**Document excerpt:**
───
UNITED STATES
                       SECURITIES AND EXCHANGE COMMISSION
                              WASHINGTON, DC 20549


                                    FORM 8-K


                                 CURRENT REPORT
   PURSUANT TO SECTION 13 OR 15(d) OF THE SECURITIES AND EXCHANGE ACT OF 1934


        Date of Report (Date of earliest event reported): April 24, 2006


                             ARMOR ENTERPRISES INC.
                             ----------------------
               (Exact name of registrant as specified in charter)


          Florida                  000-32249                     65-0853784
(State or other jurisdiction      (Commission                  (IRS Employer
      of incorporation)           File Number)               Identification No.)


         201 Lomas Santa Fe, Suite #420, Solana Beach,CA    92075
          (Address of principal executive offices) (Zip Code)


               Registrant's telephone number, including area code
                                 (858) 720.0354


                      ------------------------------------
         (Former name, or former address, if changed since last report)
───
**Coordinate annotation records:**
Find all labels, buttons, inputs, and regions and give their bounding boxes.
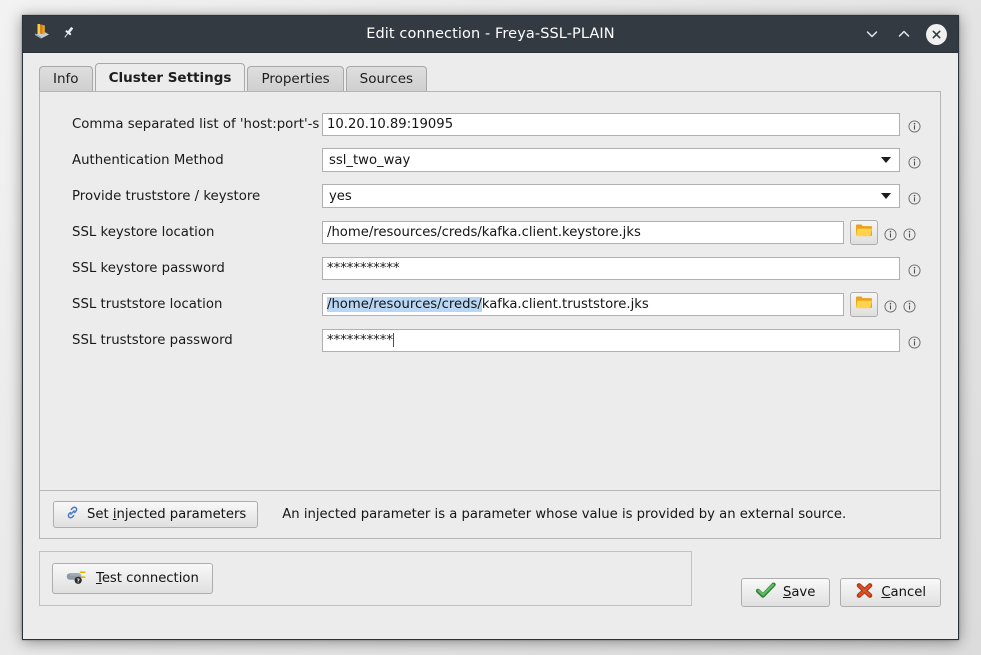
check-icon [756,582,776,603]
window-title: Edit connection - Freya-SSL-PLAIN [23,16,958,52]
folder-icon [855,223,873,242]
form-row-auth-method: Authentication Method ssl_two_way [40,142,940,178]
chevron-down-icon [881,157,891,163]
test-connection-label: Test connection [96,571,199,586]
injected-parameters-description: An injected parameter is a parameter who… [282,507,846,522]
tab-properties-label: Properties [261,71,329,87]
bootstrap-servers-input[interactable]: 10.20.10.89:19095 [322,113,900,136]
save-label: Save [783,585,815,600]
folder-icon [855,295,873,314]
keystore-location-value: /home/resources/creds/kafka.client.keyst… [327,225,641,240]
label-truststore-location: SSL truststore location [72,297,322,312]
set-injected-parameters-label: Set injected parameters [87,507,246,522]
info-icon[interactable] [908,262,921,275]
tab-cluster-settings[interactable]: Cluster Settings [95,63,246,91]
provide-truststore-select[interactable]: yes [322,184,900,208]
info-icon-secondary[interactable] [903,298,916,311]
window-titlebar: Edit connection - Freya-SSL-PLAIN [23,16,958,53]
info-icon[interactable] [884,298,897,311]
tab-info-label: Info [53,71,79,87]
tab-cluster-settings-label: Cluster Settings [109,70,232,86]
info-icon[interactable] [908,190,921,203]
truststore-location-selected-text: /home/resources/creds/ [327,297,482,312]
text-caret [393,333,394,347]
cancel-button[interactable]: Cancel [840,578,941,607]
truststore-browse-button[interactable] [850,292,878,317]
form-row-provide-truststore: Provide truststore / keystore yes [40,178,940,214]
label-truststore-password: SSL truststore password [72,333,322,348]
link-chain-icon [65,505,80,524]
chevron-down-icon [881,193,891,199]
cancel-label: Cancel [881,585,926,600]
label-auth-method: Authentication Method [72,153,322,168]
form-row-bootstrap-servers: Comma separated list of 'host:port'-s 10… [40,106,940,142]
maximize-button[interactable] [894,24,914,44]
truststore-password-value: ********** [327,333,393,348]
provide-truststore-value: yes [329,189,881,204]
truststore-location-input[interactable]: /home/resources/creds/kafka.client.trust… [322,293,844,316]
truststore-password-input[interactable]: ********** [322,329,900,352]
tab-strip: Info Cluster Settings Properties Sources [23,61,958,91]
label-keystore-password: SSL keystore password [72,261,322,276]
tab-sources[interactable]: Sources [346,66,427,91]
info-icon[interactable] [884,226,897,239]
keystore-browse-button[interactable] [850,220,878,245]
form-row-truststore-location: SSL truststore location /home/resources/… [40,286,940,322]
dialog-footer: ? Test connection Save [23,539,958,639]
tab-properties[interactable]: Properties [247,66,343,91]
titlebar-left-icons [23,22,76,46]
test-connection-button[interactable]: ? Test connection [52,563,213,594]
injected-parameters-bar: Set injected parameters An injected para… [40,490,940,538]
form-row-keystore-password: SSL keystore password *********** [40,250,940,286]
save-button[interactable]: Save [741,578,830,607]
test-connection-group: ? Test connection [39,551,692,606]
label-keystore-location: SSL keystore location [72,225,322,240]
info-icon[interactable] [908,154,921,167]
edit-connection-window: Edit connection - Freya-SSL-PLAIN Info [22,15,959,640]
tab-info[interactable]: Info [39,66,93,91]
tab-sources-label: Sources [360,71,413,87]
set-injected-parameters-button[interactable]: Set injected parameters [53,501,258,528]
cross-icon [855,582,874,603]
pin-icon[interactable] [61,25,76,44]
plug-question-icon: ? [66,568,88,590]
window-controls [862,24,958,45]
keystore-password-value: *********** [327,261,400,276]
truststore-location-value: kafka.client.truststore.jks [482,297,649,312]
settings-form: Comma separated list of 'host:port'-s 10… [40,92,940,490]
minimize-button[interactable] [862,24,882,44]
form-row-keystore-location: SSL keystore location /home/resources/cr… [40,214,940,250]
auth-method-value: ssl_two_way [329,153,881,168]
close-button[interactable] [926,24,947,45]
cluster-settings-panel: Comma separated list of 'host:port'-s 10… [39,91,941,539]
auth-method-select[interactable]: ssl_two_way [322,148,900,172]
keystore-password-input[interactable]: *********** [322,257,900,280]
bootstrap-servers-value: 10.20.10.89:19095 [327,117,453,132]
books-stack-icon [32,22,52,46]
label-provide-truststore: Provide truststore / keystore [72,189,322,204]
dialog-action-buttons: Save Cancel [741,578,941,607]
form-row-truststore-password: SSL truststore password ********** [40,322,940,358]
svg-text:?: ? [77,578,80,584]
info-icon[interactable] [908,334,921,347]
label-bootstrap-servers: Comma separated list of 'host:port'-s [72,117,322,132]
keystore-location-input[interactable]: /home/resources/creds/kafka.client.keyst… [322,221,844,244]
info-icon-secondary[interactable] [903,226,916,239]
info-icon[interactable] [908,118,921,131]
───
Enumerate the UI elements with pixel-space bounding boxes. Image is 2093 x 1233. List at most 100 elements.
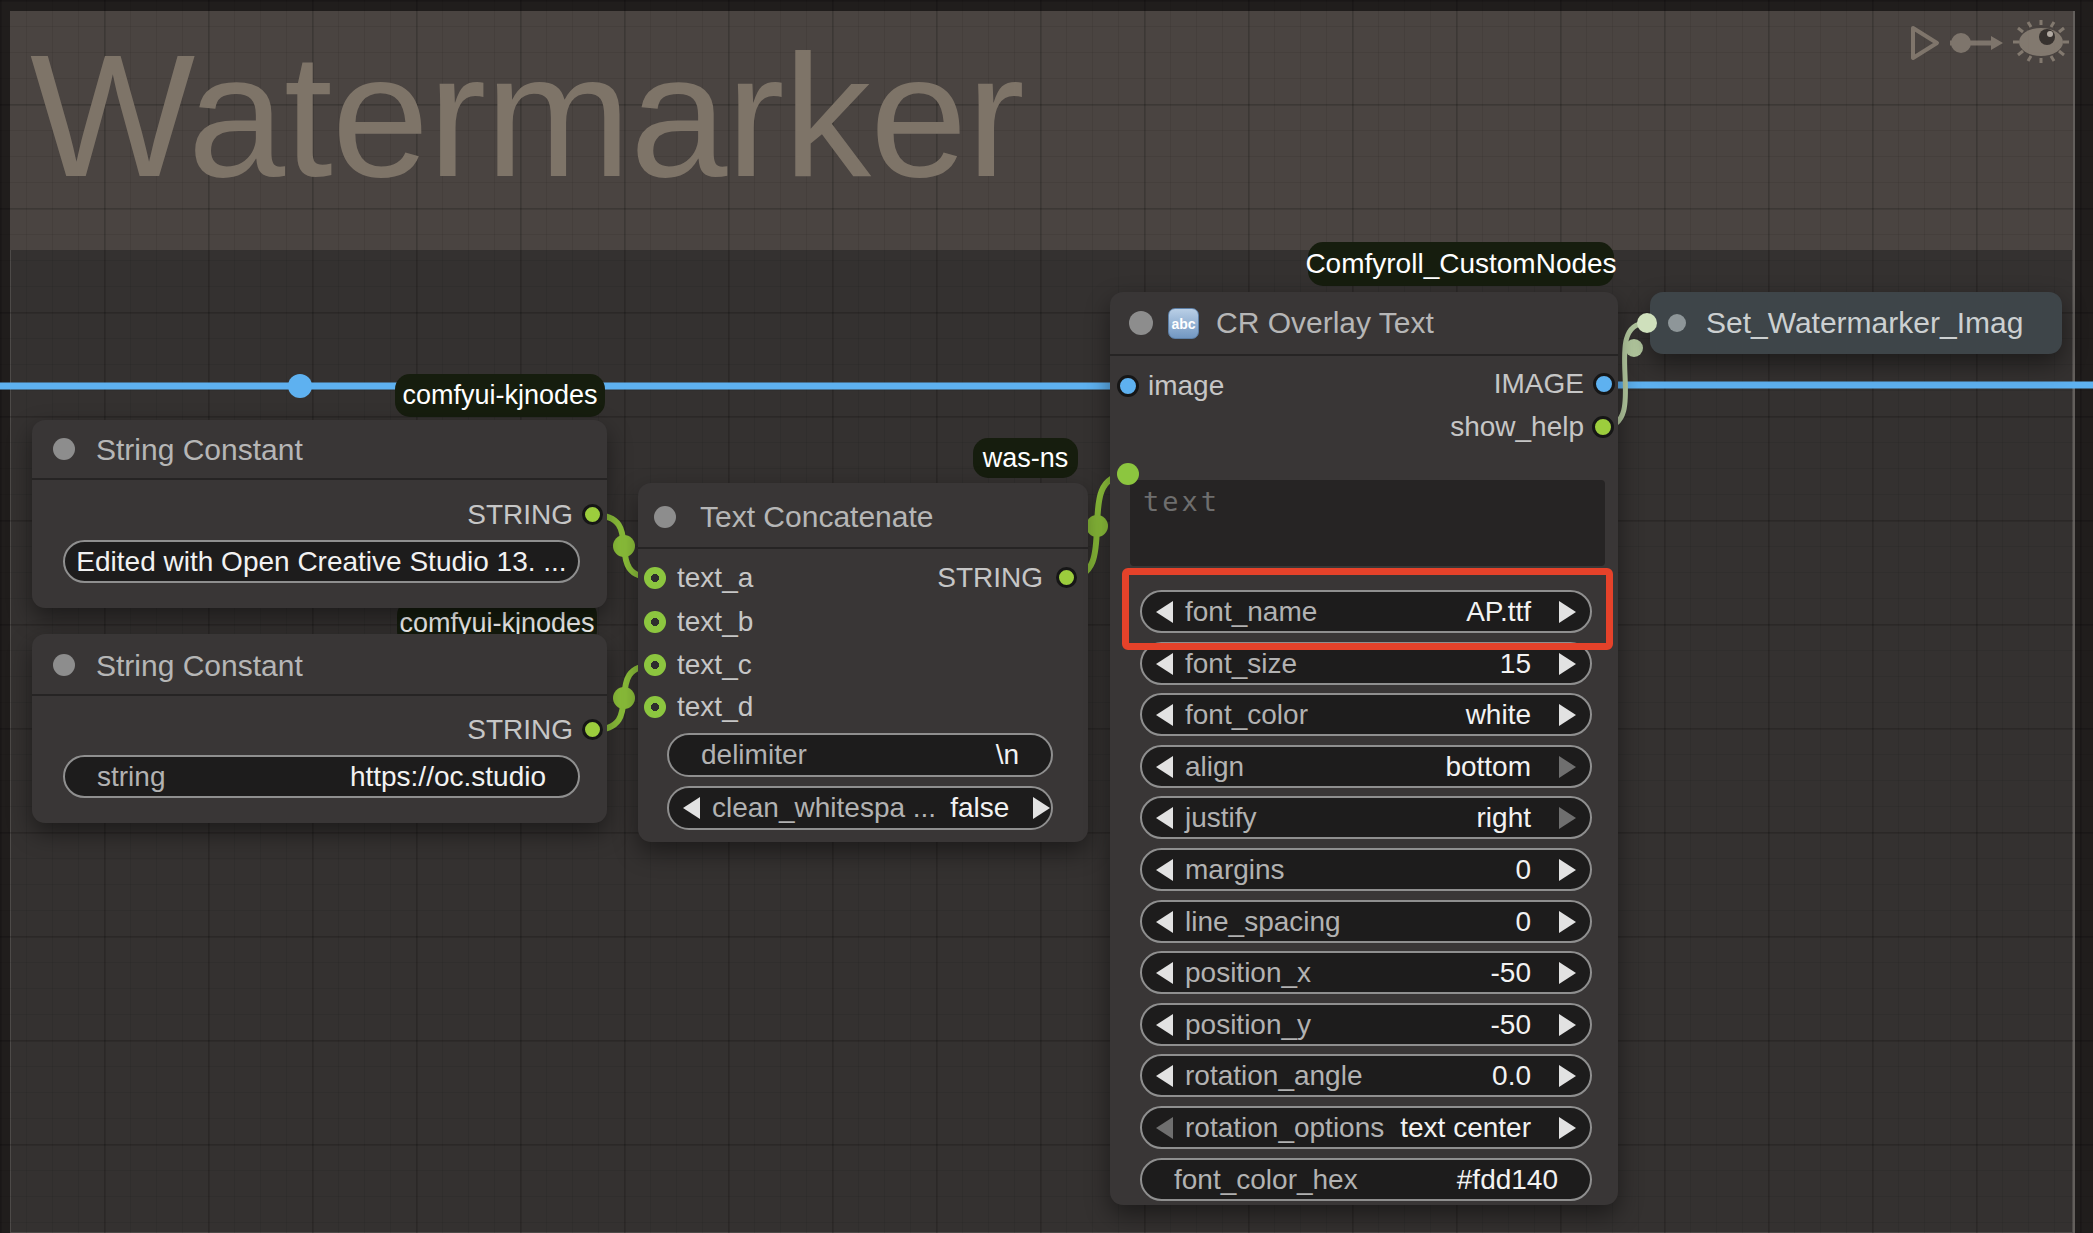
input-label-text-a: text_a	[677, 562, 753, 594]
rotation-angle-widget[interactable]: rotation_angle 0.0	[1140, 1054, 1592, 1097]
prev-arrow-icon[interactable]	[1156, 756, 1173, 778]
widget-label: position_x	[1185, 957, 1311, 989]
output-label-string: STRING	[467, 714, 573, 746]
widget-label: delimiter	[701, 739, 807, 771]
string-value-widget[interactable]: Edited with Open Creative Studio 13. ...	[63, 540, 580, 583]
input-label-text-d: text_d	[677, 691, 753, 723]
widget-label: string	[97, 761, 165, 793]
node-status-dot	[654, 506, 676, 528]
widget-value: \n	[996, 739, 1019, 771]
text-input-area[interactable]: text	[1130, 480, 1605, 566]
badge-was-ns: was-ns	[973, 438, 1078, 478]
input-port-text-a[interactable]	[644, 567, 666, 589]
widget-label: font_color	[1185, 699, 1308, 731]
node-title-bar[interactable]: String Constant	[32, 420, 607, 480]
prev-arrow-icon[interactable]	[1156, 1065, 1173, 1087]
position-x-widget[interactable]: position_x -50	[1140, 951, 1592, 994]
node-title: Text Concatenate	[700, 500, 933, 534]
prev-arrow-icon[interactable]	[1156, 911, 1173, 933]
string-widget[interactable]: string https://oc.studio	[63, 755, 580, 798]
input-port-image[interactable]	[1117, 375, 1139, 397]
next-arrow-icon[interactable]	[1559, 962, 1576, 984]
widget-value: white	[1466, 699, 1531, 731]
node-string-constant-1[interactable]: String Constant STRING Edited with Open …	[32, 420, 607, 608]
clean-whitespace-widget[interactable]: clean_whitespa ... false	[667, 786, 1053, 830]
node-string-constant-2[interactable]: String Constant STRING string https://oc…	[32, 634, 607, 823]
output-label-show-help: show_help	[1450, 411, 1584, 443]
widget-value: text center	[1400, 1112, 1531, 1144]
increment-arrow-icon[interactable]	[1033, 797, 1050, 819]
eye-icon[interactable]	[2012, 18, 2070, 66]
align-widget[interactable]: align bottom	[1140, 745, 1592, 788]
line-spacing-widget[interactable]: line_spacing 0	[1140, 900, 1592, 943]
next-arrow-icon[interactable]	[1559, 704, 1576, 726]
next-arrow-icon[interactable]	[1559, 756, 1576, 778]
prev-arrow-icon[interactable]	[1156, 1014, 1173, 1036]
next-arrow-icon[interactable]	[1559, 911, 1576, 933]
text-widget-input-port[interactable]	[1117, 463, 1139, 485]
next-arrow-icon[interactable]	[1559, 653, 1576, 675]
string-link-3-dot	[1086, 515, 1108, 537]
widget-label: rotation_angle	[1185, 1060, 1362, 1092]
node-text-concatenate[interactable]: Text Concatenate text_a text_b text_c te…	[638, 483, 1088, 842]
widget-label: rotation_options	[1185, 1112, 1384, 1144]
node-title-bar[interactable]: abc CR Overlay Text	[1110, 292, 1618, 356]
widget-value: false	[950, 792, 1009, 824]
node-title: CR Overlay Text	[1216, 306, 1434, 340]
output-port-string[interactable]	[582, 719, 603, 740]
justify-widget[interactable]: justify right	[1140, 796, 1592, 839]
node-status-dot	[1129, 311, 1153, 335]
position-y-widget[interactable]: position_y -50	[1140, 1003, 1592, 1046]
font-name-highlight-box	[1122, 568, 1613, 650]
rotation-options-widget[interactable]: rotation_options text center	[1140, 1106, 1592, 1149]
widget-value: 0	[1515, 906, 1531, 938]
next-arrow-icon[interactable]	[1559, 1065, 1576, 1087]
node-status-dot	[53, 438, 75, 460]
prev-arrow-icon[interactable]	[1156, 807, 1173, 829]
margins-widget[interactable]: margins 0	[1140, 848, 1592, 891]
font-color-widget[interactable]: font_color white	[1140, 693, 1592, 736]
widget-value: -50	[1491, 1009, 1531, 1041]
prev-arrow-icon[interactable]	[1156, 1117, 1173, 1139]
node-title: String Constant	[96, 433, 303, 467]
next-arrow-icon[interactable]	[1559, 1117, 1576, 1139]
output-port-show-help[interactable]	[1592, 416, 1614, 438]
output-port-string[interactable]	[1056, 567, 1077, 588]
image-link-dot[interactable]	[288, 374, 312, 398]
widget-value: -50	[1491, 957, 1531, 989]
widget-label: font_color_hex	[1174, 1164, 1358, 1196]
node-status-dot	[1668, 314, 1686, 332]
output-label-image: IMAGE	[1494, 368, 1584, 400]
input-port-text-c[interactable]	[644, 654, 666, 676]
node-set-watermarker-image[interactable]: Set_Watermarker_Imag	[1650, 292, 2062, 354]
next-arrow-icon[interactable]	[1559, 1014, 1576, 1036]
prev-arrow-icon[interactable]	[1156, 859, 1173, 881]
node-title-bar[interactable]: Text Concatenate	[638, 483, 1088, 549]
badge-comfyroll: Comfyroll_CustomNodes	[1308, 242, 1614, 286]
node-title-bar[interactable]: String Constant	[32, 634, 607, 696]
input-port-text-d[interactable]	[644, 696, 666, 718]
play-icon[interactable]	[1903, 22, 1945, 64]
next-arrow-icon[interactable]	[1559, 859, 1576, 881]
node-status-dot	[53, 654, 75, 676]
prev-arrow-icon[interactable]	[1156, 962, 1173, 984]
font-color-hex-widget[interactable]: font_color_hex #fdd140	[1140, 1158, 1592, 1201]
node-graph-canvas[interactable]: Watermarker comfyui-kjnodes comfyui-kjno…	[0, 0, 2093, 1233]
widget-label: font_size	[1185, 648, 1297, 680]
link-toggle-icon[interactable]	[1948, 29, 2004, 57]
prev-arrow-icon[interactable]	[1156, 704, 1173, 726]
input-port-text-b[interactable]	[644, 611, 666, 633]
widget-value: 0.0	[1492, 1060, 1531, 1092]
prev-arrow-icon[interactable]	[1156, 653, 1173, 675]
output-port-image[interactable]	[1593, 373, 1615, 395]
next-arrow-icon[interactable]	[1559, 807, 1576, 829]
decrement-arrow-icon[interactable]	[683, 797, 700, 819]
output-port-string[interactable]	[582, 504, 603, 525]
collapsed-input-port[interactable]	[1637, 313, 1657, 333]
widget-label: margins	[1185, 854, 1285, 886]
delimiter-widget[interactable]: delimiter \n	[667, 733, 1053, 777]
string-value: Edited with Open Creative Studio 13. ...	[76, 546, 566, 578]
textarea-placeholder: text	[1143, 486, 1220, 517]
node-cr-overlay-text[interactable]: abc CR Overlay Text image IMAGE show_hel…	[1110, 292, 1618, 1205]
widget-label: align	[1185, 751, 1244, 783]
───
**Objective:** Pick up the Armor Enterprises Inc. Form 8-K filing after its last line and write what comes next. None of the entries are needed for this.

**Result of this task:**
ITEM 1.01 ENTRY INTO A MATERIAL DEFINITIVE AGREEMENT
ITEM 3.02 UNREGISTERED SALES OF EQUITY SECURITIES

On April 26, 2006, Armor Electric, Inc., a Florida corporation (the "Company"),
and various purchasers (the "Purchasers") closed a private placement transaction
pursuant to section 4(2) of the SECURITIES ACT, and Rule 506 thereof, and six
agreements between the Company and each of the Purchasers. The six agreements
were a Securities Purchase Agreement, a Registration Rights Agreement, a Secured
Convertible Debenture Agreement, a Common Stock Purchase Warrants Agreement, a
Security Agreement and A Subsidiary Guarantee Agreement (the "Agreements").
These agreements are included as exhibits to this form.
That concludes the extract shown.